§ **Document excerpt**:

I’ve been talking with my friend lately about the pressure that comes with learning how to draw. She’s graciously allowed me to be her art mentor as I fine tune the framework for improving our drawing skills faster. This idea of pressure is the one thing that plagues her as we’re about to get started.
Learning to draw looks like fun and games when you start, especially as a kid, but as you begin to apply yourself you get overwhelmed fast. If you get discouraged, it doesn’t take much time to distance yourself from drawing entirely.
There's a skill you need to start learning to draw and it has nothing to do with your physical ability. The first step you need to take is addressing how learning to draw makes you feel.
It’s not a secret that learning to draw is overwhelming. You feel pressure from the amount of concepts you have to learn. You feel pressure to post multiple times a day on social media to stay relevant. You feel pressure to make your sketchbook drawings pretty, so if anyone asks you to see it, you won’t hide in a corner feeling nothing but shame.
Drawing is also fun and rewarding. You might be confused because I just said it was overwhelming, but the truth is, it’s both. It’s how you choose to react to this overwhelming feeling that will determine your relationship with drawing. And in most cases, how you react will be the deciding factor between sticking with the craft or moving on to something easier.
I only just recently started getting good at cooking. Flavor is a welcome addition to my previously bland dishes. I’ve tried enough recipes to know how to balance certain spices and make my staple recipes shine. The recipes I consistently make are easy, I know them well enough that I don’t need the directions. Cooking only starts to get uncomfortable when I decide to try a new dish.

§ **Problem set**:
A) For the piece on learning to draw, decide whether each statement agrees with the text, answering yes or no and quoting the words that settle it. (i) The friend has allowed the writer to be her art mentor. (ii) The first step in learning to draw is building physical ability. (iii) Cooking gets uncomfortable for the writer when trying a new dish.
B) According to the piece on learning to draw, what will determine your relationship with drawing?
C) From the piece on learning to draw, print the passage from "Drawing is also" up to and including "to something easier.".

Bounding box annotations
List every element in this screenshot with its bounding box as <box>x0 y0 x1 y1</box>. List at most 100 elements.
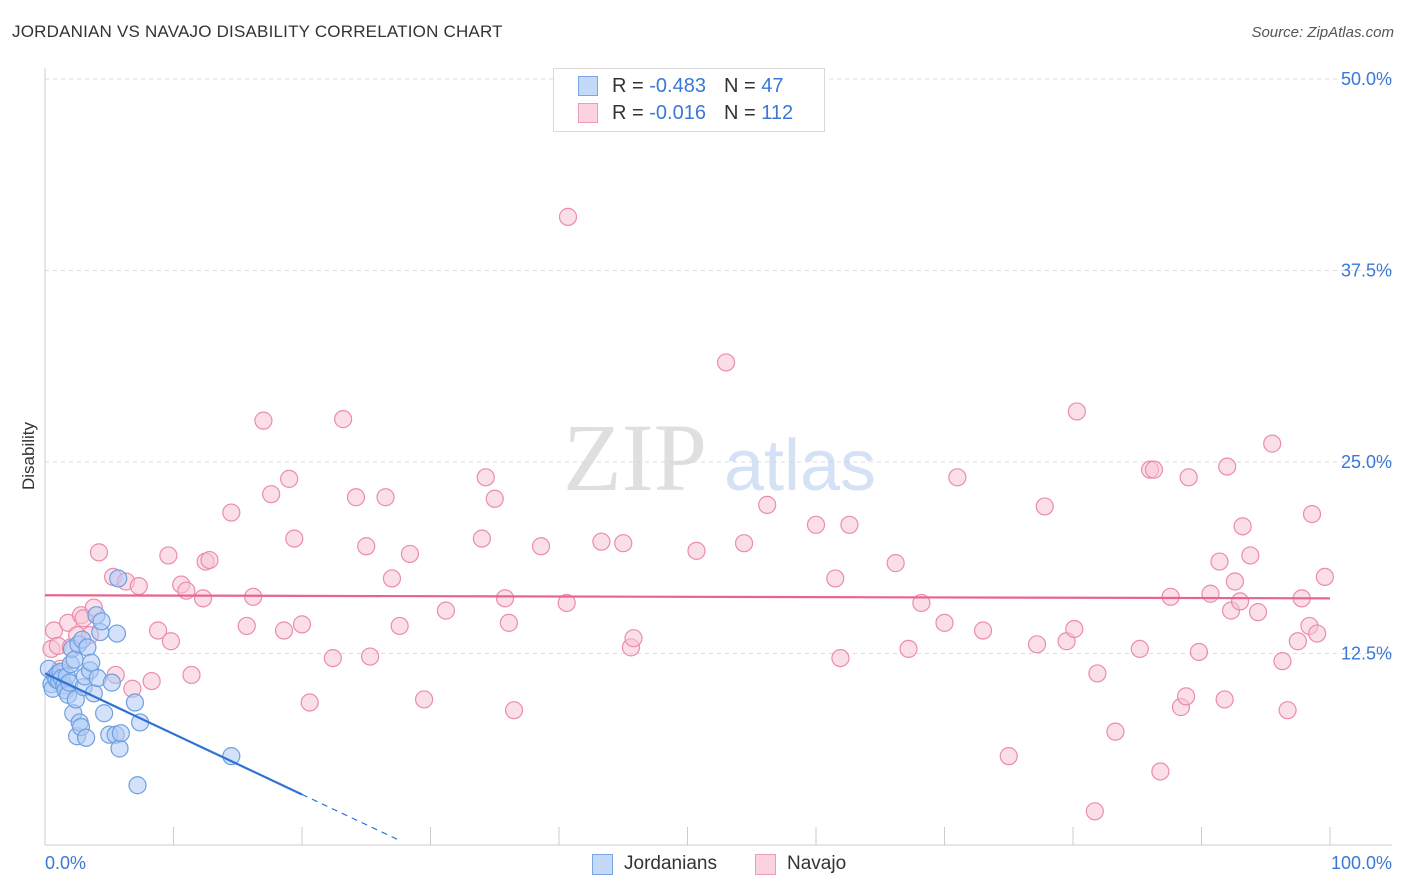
navajo-point <box>1210 552 1229 571</box>
navajo-point <box>1315 567 1334 587</box>
navajo-point <box>592 532 611 551</box>
navajo-point <box>1201 584 1220 603</box>
navajo-point <box>1085 802 1104 821</box>
navajo-point <box>1161 587 1180 606</box>
legend-n-value: 47 <box>761 74 784 97</box>
jordanians-point <box>128 776 147 795</box>
navajo-point <box>499 613 518 632</box>
legend-r-value: -0.016 <box>649 101 706 124</box>
navajo-point <box>1273 652 1292 671</box>
navajo-point <box>1233 517 1252 536</box>
legend-r-value: -0.483 <box>649 74 706 97</box>
navajo-point <box>400 544 420 564</box>
navajo-point <box>557 593 576 613</box>
navajo-point <box>390 616 409 636</box>
navajo-point <box>1176 687 1196 706</box>
navajo-point <box>285 529 304 548</box>
navajo-point <box>472 529 491 548</box>
navajo-point <box>159 546 178 565</box>
navajo-point <box>148 621 168 640</box>
navajo-point <box>193 589 213 608</box>
legend-row-jordanians: R = -0.483 N = 47 <box>578 75 783 97</box>
trend-lines <box>44 594 1331 841</box>
navajo-point <box>300 693 319 712</box>
x-tick-label: 100.0% <box>1331 853 1392 873</box>
navajo-point <box>274 621 294 640</box>
navajo-point <box>334 410 353 429</box>
navajo-point <box>182 665 201 685</box>
navajo-point <box>346 488 366 507</box>
axis-labels: 12.5% 25.0% 37.5% 50.0% 0.0% 100.0% Disability <box>19 69 1392 873</box>
navajo-point <box>495 589 515 608</box>
navajo-point <box>912 593 931 613</box>
navajo-point <box>1179 468 1198 487</box>
navajo-point <box>734 534 754 553</box>
navajo-point <box>142 671 161 691</box>
navajo-point <box>1248 603 1268 622</box>
navajo-point <box>1302 504 1322 524</box>
navajo-point <box>840 515 859 534</box>
jordanians-trend-line <box>44 672 303 796</box>
navajo-point <box>1263 434 1282 453</box>
legend-r-label: R = <box>612 101 644 124</box>
navajo-point <box>886 554 905 573</box>
navajo-point <box>414 690 434 709</box>
jordanians-point <box>92 612 111 631</box>
watermark-atlas: atlas <box>724 426 876 506</box>
navajo-point <box>129 576 148 596</box>
navajo-point <box>1067 402 1086 421</box>
navajo-point <box>1035 497 1054 516</box>
axes <box>44 68 1392 846</box>
legend-label-navajo: Navajo <box>787 853 847 874</box>
navajo-point <box>357 537 376 556</box>
navajo-point <box>237 616 256 636</box>
jordanians-point <box>65 650 84 669</box>
watermark-zip: ZIP <box>563 404 707 511</box>
y-tick-label: 12.5% <box>1341 644 1392 664</box>
source-label: Source: ZipAtlas.com <box>1251 24 1394 41</box>
jordanians-point <box>110 739 129 758</box>
y-tick-label: 25.0% <box>1341 452 1392 472</box>
navajo-point <box>716 353 736 372</box>
jordanians-point <box>107 624 127 643</box>
watermark: ZIP atlas <box>563 404 876 511</box>
legend-r-label: R = <box>612 74 644 97</box>
navajo-point <box>1189 642 1209 662</box>
navajo-point <box>614 534 633 553</box>
navajo-point <box>200 550 219 570</box>
navajo-point <box>899 639 918 659</box>
navajo-point <box>1230 592 1250 611</box>
navajo-point <box>624 629 643 648</box>
legend-n-label: N = <box>723 101 756 124</box>
jordanians-point <box>95 704 114 723</box>
navajo-point <box>323 648 342 668</box>
navajo-point <box>476 468 495 487</box>
series-legend-jordanians: Jordanians <box>592 852 717 876</box>
navajo-point <box>161 632 181 651</box>
series-legend-navajo: Navajo <box>755 852 846 876</box>
navajo-point <box>1065 619 1084 639</box>
navajo-point <box>1278 701 1297 720</box>
jordanians-point <box>82 653 101 672</box>
navajo-point <box>758 495 777 514</box>
jordanians-point <box>77 728 96 747</box>
navajo-point <box>948 468 967 487</box>
chart-title: JORDANIAN VS NAVAJO DISABILITY CORRELATI… <box>12 22 503 41</box>
navajo-point <box>382 569 402 588</box>
jordanians-point <box>109 569 128 588</box>
navajo-point <box>973 621 993 640</box>
jordanians-point <box>102 673 121 692</box>
legend-swatch-navajo <box>755 853 776 875</box>
jordanians-trend-extension <box>301 793 399 841</box>
x-tick-label: 0.0% <box>45 853 86 873</box>
navajo-point <box>1106 722 1125 741</box>
y-tick-label: 37.5% <box>1341 261 1392 281</box>
navajo-point <box>999 747 1018 766</box>
navajo-point <box>1218 457 1237 476</box>
navajo-point <box>280 469 299 488</box>
navajo-point <box>254 411 273 430</box>
navajo-trend-line <box>44 594 1331 600</box>
legend-row-navajo: R = -0.016 N = 112 <box>578 102 793 124</box>
legend-n-label: N = <box>723 74 756 97</box>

§ **Responses per task**:
A)
(i) Yes: "She’s graciously allowed me to be her art mentor"
(ii) No: "it has nothing to do with your physical ability. The first step you need to take is addressing how learning to draw makes you feel."
(iii) Yes: "Cooking only starts to get uncomfortable when I decide to try a new dish."

B) How you choose to react to the overwhelming feeling of learning to draw.

C)
Drawing is also fun and rewarding. You might be confused because I just said it was overwhelming, but the truth is, it’s both. It’s how you choose to react to this overwhelming feeling that will determine your relationship with drawing. And in most cases, how you react will be the deciding factor between sticking with the craft or moving on to something easier.